[What you should do]: Check each line of the records below and collect those that include the word "date".

[Given data]:
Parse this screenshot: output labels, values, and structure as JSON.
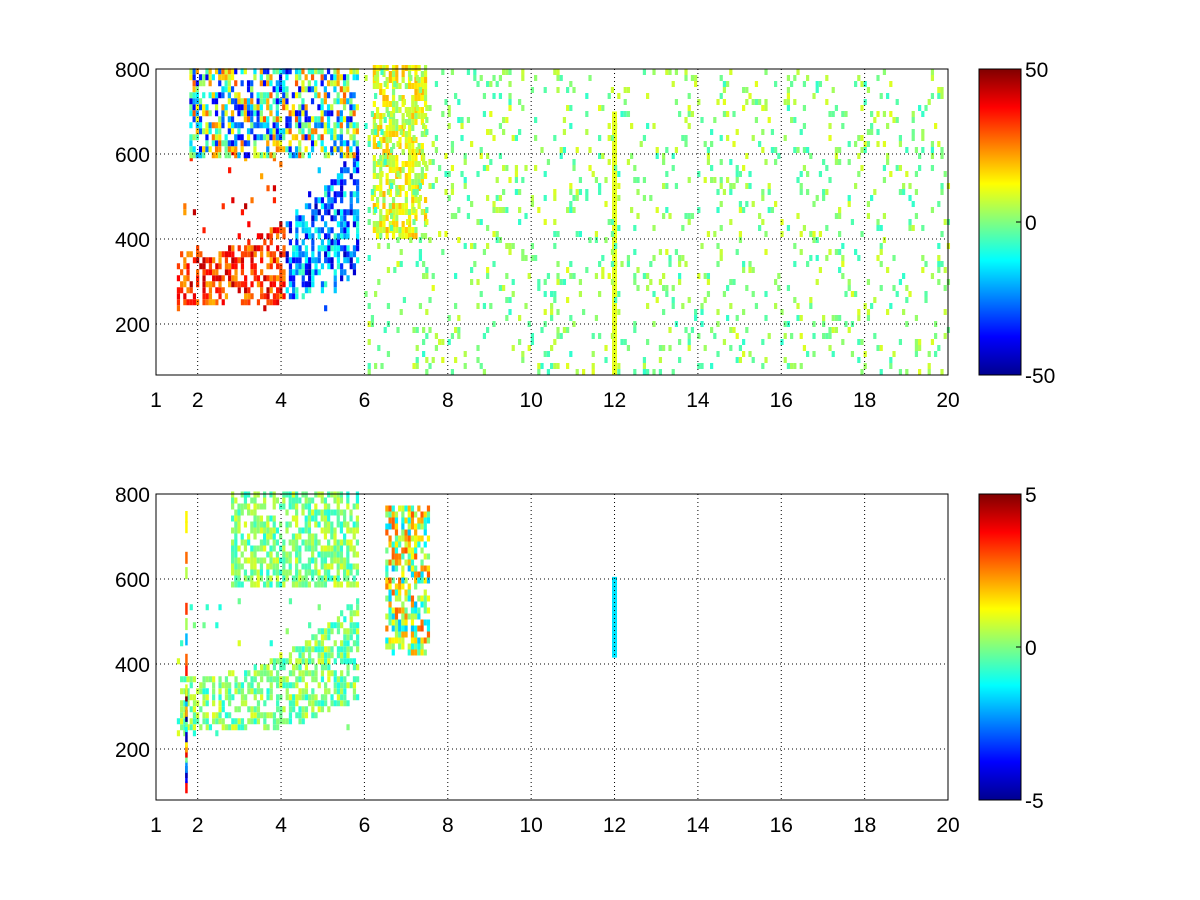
{
  "chart_data": [
    {
      "type": "heatmap",
      "title": "",
      "xlabel": "",
      "ylabel": "",
      "xlim": [
        1,
        20
      ],
      "ylim": [
        80,
        800
      ],
      "x_ticks": [
        1,
        2,
        4,
        6,
        8,
        10,
        12,
        14,
        16,
        18,
        20
      ],
      "y_ticks": [
        200,
        400,
        600,
        800
      ],
      "grid": true,
      "colormap": "jet",
      "colorbar": {
        "range": [
          -50,
          50
        ],
        "ticks": [
          -50,
          0,
          50
        ]
      },
      "features": [
        {
          "name": "lower arc",
          "x_range": [
            1.5,
            5.8
          ],
          "y_range": [
            230,
            600
          ],
          "value_range": [
            -45,
            45
          ]
        },
        {
          "name": "upper band",
          "x_range": [
            1.8,
            5.8
          ],
          "y_range": [
            590,
            800
          ],
          "value_range": [
            -40,
            30
          ]
        },
        {
          "name": "cluster near 6.5-7.5",
          "x_range": [
            6.2,
            7.5
          ],
          "y_range": [
            400,
            800
          ],
          "value_range": [
            0,
            20
          ]
        },
        {
          "name": "line at x=12",
          "x": 12.0,
          "y_range": [
            80,
            700
          ],
          "value": 10
        },
        {
          "name": "scattered noise",
          "x_range": [
            6,
            20
          ],
          "y_range": [
            80,
            800
          ],
          "value_range": [
            -8,
            10
          ]
        }
      ]
    },
    {
      "type": "heatmap",
      "title": "",
      "xlabel": "",
      "ylabel": "",
      "xlim": [
        1,
        20
      ],
      "ylim": [
        80,
        800
      ],
      "x_ticks": [
        1,
        2,
        4,
        6,
        8,
        10,
        12,
        14,
        16,
        18,
        20
      ],
      "y_ticks": [
        200,
        400,
        600,
        800
      ],
      "grid": true,
      "colormap": "jet",
      "colorbar": {
        "range": [
          -5,
          5
        ],
        "ticks": [
          -5,
          0,
          5
        ]
      },
      "features": [
        {
          "name": "lower arc",
          "x_range": [
            1.5,
            5.8
          ],
          "y_range": [
            230,
            550
          ],
          "value_range": [
            -1,
            1
          ]
        },
        {
          "name": "upper band",
          "x_range": [
            2.8,
            5.8
          ],
          "y_range": [
            580,
            800
          ],
          "value_range": [
            -1,
            1
          ]
        },
        {
          "name": "cluster near 6.5-7.5",
          "x_range": [
            6.5,
            7.5
          ],
          "y_range": [
            420,
            760
          ],
          "value_range": [
            -2,
            3
          ]
        },
        {
          "name": "line at x=12",
          "x": 12.0,
          "y_range": [
            415,
            605
          ],
          "value": -1.5
        },
        {
          "name": "spikes near x=1.7",
          "x": 1.7,
          "y_range": [
            100,
            760
          ],
          "value_range": [
            -5,
            5
          ]
        }
      ]
    }
  ]
}
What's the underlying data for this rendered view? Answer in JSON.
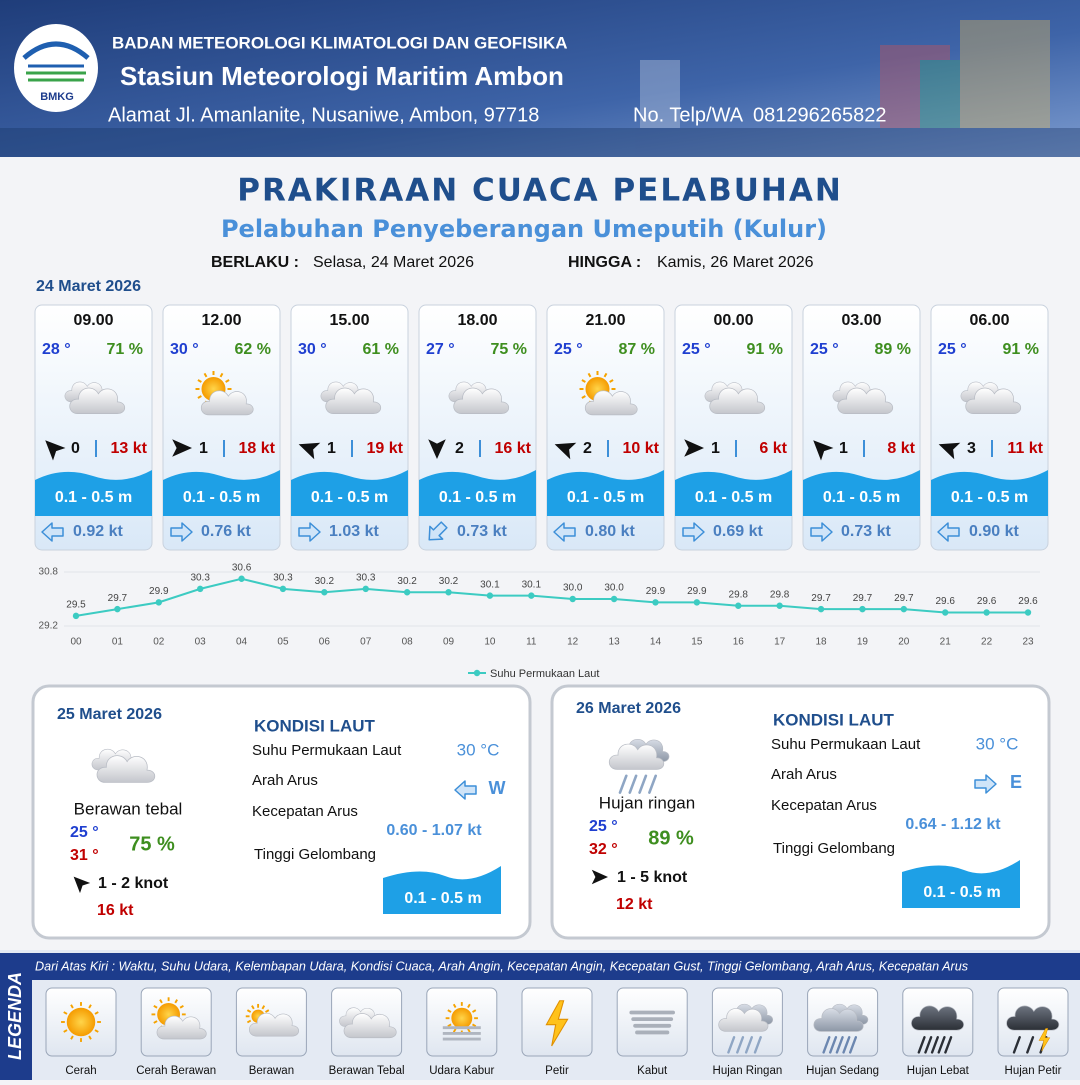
{
  "header": {
    "logo": "BMKG",
    "agency": "BADAN METEOROLOGI KLIMATOLOGI DAN GEOFISIKA",
    "station": "Stasiun Meteorologi Maritim Ambon",
    "address": "Alamat Jl. Amanlanite, Nusaniwe, Ambon, 97718",
    "phone": "No. Telp/WA  081296265822"
  },
  "title": "PRAKIRAAN CUACA PELABUHAN",
  "subtitle": "Pelabuhan Penyeberangan Umeputih (Kulur)",
  "validity": {
    "from_label": "BERLAKU :",
    "from": "Selasa, 24 Maret 2026",
    "to_label": "HINGGA :",
    "to": "Kamis, 26 Maret 2026"
  },
  "today": {
    "date": "24 Maret 2026",
    "slots": [
      {
        "time": "09.00",
        "temp": "28 °",
        "humidity": "71 %",
        "icon": 3,
        "wind_arrow_deg": 225,
        "wind": "0",
        "gust": "13 kt",
        "wave": "0.1 - 0.5 m",
        "current_arrow_deg": 180,
        "current": "0.92 kt"
      },
      {
        "time": "12.00",
        "temp": "30 °",
        "humidity": "62 %",
        "icon": 1,
        "wind_arrow_deg": 0,
        "wind": "1",
        "gust": "18 kt",
        "wave": "0.1 - 0.5 m",
        "current_arrow_deg": 0,
        "current": "0.76 kt"
      },
      {
        "time": "15.00",
        "temp": "30 °",
        "humidity": "61 %",
        "icon": 3,
        "wind_arrow_deg": 200,
        "wind": "1",
        "gust": "19 kt",
        "wave": "0.1 - 0.5 m",
        "current_arrow_deg": 0,
        "current": "1.03 kt"
      },
      {
        "time": "18.00",
        "temp": "27 °",
        "humidity": "75 %",
        "icon": 3,
        "wind_arrow_deg": 90,
        "wind": "2",
        "gust": "16 kt",
        "wave": "0.1 - 0.5 m",
        "current_arrow_deg": 135,
        "current": "0.73 kt"
      },
      {
        "time": "21.00",
        "temp": "25 °",
        "humidity": "87 %",
        "icon": 1,
        "wind_arrow_deg": 200,
        "wind": "2",
        "gust": "10 kt",
        "wave": "0.1 - 0.5 m",
        "current_arrow_deg": 180,
        "current": "0.80 kt"
      },
      {
        "time": "00.00",
        "temp": "25 °",
        "humidity": "91 %",
        "icon": 3,
        "wind_arrow_deg": 0,
        "wind": "1",
        "gust": "6 kt",
        "wave": "0.1 - 0.5 m",
        "current_arrow_deg": 0,
        "current": "0.69 kt"
      },
      {
        "time": "03.00",
        "temp": "25 °",
        "humidity": "89 %",
        "icon": 3,
        "wind_arrow_deg": 225,
        "wind": "1",
        "gust": "8 kt",
        "wave": "0.1 - 0.5 m",
        "current_arrow_deg": 0,
        "current": "0.73 kt"
      },
      {
        "time": "06.00",
        "temp": "25 °",
        "humidity": "91 %",
        "icon": 3,
        "wind_arrow_deg": 200,
        "wind": "3",
        "gust": "11 kt",
        "wave": "0.1 - 0.5 m",
        "current_arrow_deg": 180,
        "current": "0.90 kt"
      }
    ]
  },
  "chart_data": {
    "type": "line",
    "x": [
      "00",
      "01",
      "02",
      "03",
      "04",
      "05",
      "06",
      "07",
      "08",
      "09",
      "10",
      "11",
      "12",
      "13",
      "14",
      "15",
      "16",
      "17",
      "18",
      "19",
      "20",
      "21",
      "22",
      "23"
    ],
    "series": [
      {
        "name": "Suhu Permukaan Laut",
        "color": "#3ccbc2",
        "values": [
          29.5,
          29.7,
          29.9,
          30.3,
          30.6,
          30.3,
          30.2,
          30.3,
          30.2,
          30.2,
          30.1,
          30.1,
          30.0,
          30.0,
          29.9,
          29.9,
          29.8,
          29.8,
          29.7,
          29.7,
          29.7,
          29.6,
          29.6,
          29.6
        ],
        "value_labels": [
          "29.5",
          "29.7",
          "29.9",
          "30.3",
          "30.6",
          "30.3",
          "30.2",
          "30.3",
          "30.2",
          "30.2",
          "30.1",
          "30.1",
          "30.0",
          "30.0",
          "29.9",
          "29.9",
          "29.8",
          "29.8",
          "29.7",
          "29.7",
          "29.7",
          "29.6",
          "29.6",
          "29.6"
        ]
      }
    ],
    "ylim": [
      29.2,
      30.8
    ],
    "yticks": [
      30.8,
      29.2
    ],
    "legend": "bottom"
  },
  "outlook": [
    {
      "date": "25 Maret 2026",
      "icon": 3,
      "condition": "Berawan tebal",
      "temp_min": "25 °",
      "temp_max": "31 °",
      "humidity": "75 %",
      "wind_arrow_deg": 225,
      "wind": "1 - 2 knot",
      "gust": "16 kt",
      "sea_title": "KONDISI LAUT",
      "sst_label": "Suhu Permukaan Laut",
      "sst": "30 °C",
      "current_dir_label": "Arah Arus",
      "current_arrow_deg": 180,
      "current_dir": "W",
      "current_speed_label": "Kecepatan Arus",
      "current_speed": "0.60 - 1.07 kt",
      "wave_label": "Tinggi Gelombang",
      "wave": "0.1 - 0.5 m"
    },
    {
      "date": "26 Maret 2026",
      "icon": 7,
      "condition": "Hujan ringan",
      "temp_min": "25 °",
      "temp_max": "32 °",
      "humidity": "89 %",
      "wind_arrow_deg": 0,
      "wind": "1 - 5 knot",
      "gust": "12 kt",
      "sea_title": "KONDISI LAUT",
      "sst_label": "Suhu Permukaan Laut",
      "sst": "30 °C",
      "current_dir_label": "Arah Arus",
      "current_arrow_deg": 0,
      "current_dir": "E",
      "current_speed_label": "Kecepatan Arus",
      "current_speed": "0.64 - 1.12 kt",
      "wave_label": "Tinggi Gelombang",
      "wave": "0.1 - 0.5 m"
    }
  ],
  "legend": {
    "title": "LEGENDA",
    "description": "Dari Atas Kiri : Waktu, Suhu Udara, Kelembapan Udara, Kondisi Cuaca, Arah Angin, Kecepatan Angin, Kecepatan Gust, Tinggi Gelombang, Arah Arus, Kecepatan Arus",
    "items": [
      "Cerah",
      "Cerah Berawan",
      "Berawan",
      "Berawan Tebal",
      "Udara Kabur",
      "Petir",
      "Kabut",
      "Hujan Ringan",
      "Hujan Sedang",
      "Hujan Lebat",
      "Hujan Petir"
    ]
  }
}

[Exercise response]:
    "date": "24 Maret 2026",
      "date": "25 Maret 2026",
      "date": "26 Maret 2026",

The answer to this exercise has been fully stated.